* Task requirements
Show each line of the data below that has the string "exclusive" in it.

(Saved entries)

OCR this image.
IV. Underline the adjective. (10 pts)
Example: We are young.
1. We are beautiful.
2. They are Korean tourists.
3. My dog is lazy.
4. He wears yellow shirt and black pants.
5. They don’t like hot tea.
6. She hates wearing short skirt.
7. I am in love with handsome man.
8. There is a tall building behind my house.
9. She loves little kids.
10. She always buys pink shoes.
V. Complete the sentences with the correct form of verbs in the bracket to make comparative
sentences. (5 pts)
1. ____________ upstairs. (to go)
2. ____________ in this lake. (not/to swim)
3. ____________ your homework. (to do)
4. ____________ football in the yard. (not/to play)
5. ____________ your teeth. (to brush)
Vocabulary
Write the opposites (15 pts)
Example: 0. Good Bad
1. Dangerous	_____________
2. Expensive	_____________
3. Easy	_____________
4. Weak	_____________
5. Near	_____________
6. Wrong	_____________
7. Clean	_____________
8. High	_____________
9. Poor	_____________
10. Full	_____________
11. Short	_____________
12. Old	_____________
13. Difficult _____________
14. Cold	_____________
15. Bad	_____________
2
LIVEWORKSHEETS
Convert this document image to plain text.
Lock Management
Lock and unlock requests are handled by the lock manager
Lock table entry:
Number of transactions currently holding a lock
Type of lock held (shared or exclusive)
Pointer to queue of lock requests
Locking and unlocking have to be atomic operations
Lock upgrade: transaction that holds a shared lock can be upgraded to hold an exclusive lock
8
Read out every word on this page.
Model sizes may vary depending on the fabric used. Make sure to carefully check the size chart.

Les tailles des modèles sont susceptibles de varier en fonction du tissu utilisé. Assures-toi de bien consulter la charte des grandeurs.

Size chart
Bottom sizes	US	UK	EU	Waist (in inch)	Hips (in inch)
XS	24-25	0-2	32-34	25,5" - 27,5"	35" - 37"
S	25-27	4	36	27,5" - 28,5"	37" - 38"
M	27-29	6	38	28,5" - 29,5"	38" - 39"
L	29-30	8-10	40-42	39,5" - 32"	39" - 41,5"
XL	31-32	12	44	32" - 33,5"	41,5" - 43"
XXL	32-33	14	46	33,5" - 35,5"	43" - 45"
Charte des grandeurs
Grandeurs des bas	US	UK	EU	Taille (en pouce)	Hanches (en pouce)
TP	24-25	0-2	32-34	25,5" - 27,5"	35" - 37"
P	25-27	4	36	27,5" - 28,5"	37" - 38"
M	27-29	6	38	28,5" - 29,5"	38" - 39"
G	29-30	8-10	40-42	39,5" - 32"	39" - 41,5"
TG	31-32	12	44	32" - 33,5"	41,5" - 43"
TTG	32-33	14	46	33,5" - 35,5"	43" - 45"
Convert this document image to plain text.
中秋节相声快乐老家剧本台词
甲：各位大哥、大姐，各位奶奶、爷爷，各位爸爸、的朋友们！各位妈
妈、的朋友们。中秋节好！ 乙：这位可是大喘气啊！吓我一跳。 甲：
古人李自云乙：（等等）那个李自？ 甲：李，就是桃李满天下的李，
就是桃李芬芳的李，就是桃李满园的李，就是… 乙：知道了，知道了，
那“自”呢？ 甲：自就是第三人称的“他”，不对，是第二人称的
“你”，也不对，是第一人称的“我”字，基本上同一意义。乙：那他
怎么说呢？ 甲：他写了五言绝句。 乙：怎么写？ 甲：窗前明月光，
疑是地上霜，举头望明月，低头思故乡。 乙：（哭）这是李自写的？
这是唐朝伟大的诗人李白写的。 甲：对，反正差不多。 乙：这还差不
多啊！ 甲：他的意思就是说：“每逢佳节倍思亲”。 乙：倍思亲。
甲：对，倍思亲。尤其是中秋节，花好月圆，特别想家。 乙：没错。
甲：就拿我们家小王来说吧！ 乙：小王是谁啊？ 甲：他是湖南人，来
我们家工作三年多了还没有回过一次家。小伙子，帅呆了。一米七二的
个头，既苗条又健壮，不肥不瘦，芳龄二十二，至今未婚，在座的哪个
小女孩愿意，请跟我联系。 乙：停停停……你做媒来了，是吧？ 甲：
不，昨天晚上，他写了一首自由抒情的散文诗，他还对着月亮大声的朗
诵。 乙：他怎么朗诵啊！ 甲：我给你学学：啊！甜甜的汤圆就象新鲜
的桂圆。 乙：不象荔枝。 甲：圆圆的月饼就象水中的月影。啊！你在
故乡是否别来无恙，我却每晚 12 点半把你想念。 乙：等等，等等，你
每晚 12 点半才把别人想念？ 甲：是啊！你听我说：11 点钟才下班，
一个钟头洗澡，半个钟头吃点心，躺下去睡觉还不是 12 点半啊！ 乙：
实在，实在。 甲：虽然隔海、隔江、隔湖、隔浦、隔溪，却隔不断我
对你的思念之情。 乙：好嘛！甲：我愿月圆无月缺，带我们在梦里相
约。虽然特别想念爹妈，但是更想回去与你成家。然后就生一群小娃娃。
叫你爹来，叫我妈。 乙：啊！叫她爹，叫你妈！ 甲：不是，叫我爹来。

* Solution for this task
Type of lock held (shared or exclusive)
Lock upgrade: transaction that holds a shared lock can be upgraded to hold an exclusive lock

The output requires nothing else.